Problem statement: From the entries below, count every line that contains the word "exsenadora". Please give the number and nothing else.

Available records:

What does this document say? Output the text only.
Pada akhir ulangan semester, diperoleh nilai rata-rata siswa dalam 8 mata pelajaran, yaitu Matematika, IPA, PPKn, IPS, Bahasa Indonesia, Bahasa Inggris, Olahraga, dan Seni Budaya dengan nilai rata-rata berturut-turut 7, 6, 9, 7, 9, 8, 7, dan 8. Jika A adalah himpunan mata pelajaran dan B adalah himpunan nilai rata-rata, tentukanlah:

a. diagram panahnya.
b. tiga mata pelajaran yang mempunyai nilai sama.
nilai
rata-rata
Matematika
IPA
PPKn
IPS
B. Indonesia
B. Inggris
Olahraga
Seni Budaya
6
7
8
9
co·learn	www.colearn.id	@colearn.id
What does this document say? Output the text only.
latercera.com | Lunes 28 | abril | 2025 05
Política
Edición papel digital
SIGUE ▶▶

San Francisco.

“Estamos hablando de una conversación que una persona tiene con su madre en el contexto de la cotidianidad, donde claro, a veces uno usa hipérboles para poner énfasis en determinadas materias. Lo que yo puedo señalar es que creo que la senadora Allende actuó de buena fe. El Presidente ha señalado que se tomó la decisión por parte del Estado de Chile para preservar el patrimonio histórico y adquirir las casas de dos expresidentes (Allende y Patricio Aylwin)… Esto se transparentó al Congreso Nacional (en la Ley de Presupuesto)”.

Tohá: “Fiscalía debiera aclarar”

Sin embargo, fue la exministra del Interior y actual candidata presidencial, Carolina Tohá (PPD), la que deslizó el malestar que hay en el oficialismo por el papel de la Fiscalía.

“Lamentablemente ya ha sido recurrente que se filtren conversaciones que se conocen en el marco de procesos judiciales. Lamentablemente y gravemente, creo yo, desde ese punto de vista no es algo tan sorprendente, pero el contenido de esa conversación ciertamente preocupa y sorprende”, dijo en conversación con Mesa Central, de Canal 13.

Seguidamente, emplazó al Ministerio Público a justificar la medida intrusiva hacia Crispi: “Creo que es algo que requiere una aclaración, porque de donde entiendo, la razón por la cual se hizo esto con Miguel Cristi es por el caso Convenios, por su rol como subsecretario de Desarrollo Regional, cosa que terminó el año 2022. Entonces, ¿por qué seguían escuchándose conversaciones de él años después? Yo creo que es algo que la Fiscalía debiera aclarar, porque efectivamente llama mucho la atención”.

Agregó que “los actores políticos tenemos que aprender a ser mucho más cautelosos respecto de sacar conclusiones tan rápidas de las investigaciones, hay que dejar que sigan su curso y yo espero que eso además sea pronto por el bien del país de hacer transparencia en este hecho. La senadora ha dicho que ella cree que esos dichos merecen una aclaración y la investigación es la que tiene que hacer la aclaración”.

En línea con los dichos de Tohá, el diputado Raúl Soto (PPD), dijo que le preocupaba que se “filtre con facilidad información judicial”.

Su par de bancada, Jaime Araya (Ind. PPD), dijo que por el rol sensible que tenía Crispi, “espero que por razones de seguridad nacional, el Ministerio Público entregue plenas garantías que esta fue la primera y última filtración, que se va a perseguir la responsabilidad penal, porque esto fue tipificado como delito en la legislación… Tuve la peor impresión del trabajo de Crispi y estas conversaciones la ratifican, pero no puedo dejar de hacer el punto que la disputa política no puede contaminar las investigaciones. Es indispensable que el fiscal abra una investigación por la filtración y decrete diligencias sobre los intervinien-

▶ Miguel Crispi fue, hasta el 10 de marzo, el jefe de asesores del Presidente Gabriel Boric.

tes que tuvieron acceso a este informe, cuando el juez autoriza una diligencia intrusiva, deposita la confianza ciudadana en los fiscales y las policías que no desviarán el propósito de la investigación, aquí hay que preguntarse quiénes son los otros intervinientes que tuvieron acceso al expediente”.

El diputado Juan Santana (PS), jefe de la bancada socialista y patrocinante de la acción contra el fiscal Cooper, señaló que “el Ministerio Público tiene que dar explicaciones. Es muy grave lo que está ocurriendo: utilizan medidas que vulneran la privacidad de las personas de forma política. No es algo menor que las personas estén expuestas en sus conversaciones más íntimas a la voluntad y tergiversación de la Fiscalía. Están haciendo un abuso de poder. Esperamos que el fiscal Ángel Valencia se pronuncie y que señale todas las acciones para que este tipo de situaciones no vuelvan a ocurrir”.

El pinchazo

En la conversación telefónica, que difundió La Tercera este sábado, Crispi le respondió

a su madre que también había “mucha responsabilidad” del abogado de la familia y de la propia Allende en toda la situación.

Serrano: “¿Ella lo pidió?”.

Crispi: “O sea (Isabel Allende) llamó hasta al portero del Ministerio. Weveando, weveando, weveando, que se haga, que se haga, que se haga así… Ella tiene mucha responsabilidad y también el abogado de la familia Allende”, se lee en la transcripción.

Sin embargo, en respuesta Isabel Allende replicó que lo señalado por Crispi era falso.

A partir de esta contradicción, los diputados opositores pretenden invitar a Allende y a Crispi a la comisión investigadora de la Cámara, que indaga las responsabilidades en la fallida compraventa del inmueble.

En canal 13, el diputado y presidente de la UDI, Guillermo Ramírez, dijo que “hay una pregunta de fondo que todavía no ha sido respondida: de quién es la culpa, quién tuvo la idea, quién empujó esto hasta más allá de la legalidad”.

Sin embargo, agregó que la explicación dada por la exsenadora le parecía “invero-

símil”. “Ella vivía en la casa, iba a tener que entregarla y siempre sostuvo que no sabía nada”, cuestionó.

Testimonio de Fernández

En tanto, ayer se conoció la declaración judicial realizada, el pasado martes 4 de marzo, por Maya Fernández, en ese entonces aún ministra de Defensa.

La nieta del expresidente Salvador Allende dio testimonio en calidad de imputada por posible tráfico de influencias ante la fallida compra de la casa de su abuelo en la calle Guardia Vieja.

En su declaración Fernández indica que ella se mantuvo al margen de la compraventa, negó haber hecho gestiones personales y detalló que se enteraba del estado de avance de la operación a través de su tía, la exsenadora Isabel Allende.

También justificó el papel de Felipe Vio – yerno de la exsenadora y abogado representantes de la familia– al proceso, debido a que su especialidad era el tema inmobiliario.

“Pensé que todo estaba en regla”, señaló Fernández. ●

Exercise response: 3